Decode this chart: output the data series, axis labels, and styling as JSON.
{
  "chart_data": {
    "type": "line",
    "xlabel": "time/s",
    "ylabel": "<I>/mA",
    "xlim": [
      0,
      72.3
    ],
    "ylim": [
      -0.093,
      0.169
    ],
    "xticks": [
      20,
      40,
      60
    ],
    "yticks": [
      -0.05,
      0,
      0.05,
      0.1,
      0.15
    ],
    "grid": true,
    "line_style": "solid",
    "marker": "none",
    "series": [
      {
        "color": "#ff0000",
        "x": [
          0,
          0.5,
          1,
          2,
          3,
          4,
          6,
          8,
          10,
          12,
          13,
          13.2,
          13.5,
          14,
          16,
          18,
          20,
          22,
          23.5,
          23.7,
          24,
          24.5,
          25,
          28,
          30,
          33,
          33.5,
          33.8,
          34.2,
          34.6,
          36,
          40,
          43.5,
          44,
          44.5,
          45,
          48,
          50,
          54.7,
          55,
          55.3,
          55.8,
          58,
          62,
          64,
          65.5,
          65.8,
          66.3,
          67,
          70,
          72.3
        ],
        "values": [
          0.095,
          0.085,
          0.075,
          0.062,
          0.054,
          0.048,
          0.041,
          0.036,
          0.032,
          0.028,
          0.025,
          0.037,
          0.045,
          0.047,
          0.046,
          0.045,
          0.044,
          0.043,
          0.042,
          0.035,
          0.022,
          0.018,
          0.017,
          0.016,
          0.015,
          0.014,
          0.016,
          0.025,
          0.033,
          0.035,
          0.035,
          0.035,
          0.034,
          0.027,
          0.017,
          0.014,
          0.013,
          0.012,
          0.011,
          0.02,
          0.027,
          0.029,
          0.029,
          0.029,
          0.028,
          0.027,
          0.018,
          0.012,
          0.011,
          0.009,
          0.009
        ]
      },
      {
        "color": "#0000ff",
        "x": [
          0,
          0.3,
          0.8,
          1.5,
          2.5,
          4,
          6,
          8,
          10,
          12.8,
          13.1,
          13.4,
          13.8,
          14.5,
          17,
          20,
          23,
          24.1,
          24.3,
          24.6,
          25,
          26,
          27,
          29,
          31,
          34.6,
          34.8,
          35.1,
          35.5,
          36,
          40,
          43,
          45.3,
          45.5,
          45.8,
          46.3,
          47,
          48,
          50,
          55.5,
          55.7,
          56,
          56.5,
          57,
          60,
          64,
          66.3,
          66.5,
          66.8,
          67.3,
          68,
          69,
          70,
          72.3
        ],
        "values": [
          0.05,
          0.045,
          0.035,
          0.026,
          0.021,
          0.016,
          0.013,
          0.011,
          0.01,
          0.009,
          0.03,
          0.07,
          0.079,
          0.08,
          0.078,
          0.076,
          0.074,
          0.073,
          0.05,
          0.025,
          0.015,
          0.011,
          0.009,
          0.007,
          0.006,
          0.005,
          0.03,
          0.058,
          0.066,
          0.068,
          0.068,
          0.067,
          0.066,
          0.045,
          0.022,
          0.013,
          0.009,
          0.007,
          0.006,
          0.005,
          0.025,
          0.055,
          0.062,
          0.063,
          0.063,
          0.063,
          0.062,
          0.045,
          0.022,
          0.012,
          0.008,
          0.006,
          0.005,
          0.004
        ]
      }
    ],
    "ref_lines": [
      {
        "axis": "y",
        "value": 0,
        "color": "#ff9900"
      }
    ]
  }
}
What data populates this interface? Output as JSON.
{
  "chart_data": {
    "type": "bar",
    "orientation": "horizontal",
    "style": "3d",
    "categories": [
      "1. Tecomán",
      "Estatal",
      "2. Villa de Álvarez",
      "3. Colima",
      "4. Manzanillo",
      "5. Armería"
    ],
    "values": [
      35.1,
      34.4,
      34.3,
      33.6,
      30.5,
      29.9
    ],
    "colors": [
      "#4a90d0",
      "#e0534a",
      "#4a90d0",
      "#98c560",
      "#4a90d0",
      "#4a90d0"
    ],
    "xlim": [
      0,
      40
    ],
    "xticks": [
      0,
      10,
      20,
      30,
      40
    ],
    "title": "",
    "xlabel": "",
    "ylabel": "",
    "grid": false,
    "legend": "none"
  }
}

+++++

Write out the entries above word for word.

Decode this chart: output the data series, axis labels, and styling as JSON.
{
  "chart_data": {
    "type": "line",
    "xlabel": "time/s",
    "ylabel": "<I>/mA",
    "xlim": [
      0,
      72.3
    ],
    "ylim": [
      -0.093,
      0.169
    ],
    "xticks": [
      20,
      40,
      60
    ],
    "yticks": [
      -0.05,
      0,
      0.05,
      0.1,
      0.15
    ],
    "grid": true,
    "line_style": "solid",
    "marker": "none",
    "series": [
      {
        "color": "#ff0000",
        "x": [
          0,
          0.5,
          1,
          2,
          3,
          4,
          6,
          8,
          10,
          12,
          13,
          13.2,
          13.5,
          14,
          16,
          18,
          20,
          22,
          23.5,
          23.7,
          24,
          24.5,
          25,
          28,
          30,
          33,
          33.5,
          33.8,
          34.2,
          34.6,
          36,
          40,
          43.5,
          44,
          44.5,
          45,
          48,
          50,
          54.7,
          55,
          55.3,
          55.8,
          58,
          62,
          64,
          65.5,
          65.8,
          66.3,
          67,
          70,
          72.3
        ],
        "values": [
          0.095,
          0.085,
          0.075,
          0.062,
          0.054,
          0.048,
          0.041,
          0.036,
          0.032,
          0.028,
          0.025,
          0.037,
          0.045,
          0.047,
          0.046,
          0.045,
          0.044,
          0.043,
          0.042,
          0.035,
          0.022,
          0.018,
          0.017,
          0.016,
          0.015,
          0.014,
          0.016,
          0.025,
          0.033,
          0.035,
          0.035,
          0.035,
          0.034,
          0.027,
          0.017,
          0.014,
          0.013,
          0.012,
          0.011,
          0.02,
          0.027,
          0.029,
          0.029,
          0.029,
          0.028,
          0.027,
          0.018,
          0.012,
          0.011,
          0.009,
          0.009
        ]
      },
      {
        "color": "#0000ff",
        "x": [
          0,
          0.3,
          0.8,
          1.5,
          2.5,
          4,
          6,
          8,
          10,
          12.8,
          13.1,
          13.4,
          13.8,
          14.5,
          17,
          20,
          23,
          24.1,
          24.3,
          24.6,
          25,
          26,
          27,
          29,
          31,
          34.6,
          34.8,
          35.1,
          35.5,
          36,
          40,
          43,
          45.3,
          45.5,
          45.8,
          46.3,
          47,
          48,
          50,
          55.5,
          55.7,
          56,
          56.5,
          57,
          60,
          64,
          66.3,
          66.5,
          66.8,
          67.3,
          68,
          69,
          70,
          72.3
        ],
        "values": [
          0.05,
          0.045,
          0.035,
          0.026,
          0.021,
          0.016,
          0.013,
          0.011,
          0.01,
          0.009,
          0.03,
          0.07,
          0.079,
          0.08,
          0.078,
          0.076,
          0.074,
          0.073,
          0.05,
          0.025,
          0.015,
          0.011,
          0.009,
          0.007,
          0.006,
          0.005,
          0.03,
          0.058,
          0.066,
          0.068,
          0.068,
          0.067,
          0.066,
          0.045,
          0.022,
          0.013,
          0.009,
          0.007,
          0.006,
          0.005,
          0.025,
          0.055,
          0.062,
          0.063,
          0.063,
          0.063,
          0.062,
          0.045,
          0.022,
          0.012,
          0.008,
          0.006,
          0.005,
          0.004
        ]
      }
    ],
    "ref_lines": [
      {
        "axis": "y",
        "value": 0,
        "color": "#ff9900"
      }
    ]
  }
}
What data populates this interface? Output as JSON.
{
  "chart_data": {
    "type": "bar",
    "orientation": "horizontal",
    "style": "3d",
    "categories": [
      "1. Tecomán",
      "Estatal",
      "2. Villa de Álvarez",
      "3. Colima",
      "4. Manzanillo",
      "5. Armería"
    ],
    "values": [
      35.1,
      34.4,
      34.3,
      33.6,
      30.5,
      29.9
    ],
    "colors": [
      "#4a90d0",
      "#e0534a",
      "#4a90d0",
      "#98c560",
      "#4a90d0",
      "#4a90d0"
    ],
    "xlim": [
      0,
      40
    ],
    "xticks": [
      0,
      10,
      20,
      30,
      40
    ],
    "title": "",
    "xlabel": "",
    "ylabel": "",
    "grid": false,
    "legend": "none"
  }
}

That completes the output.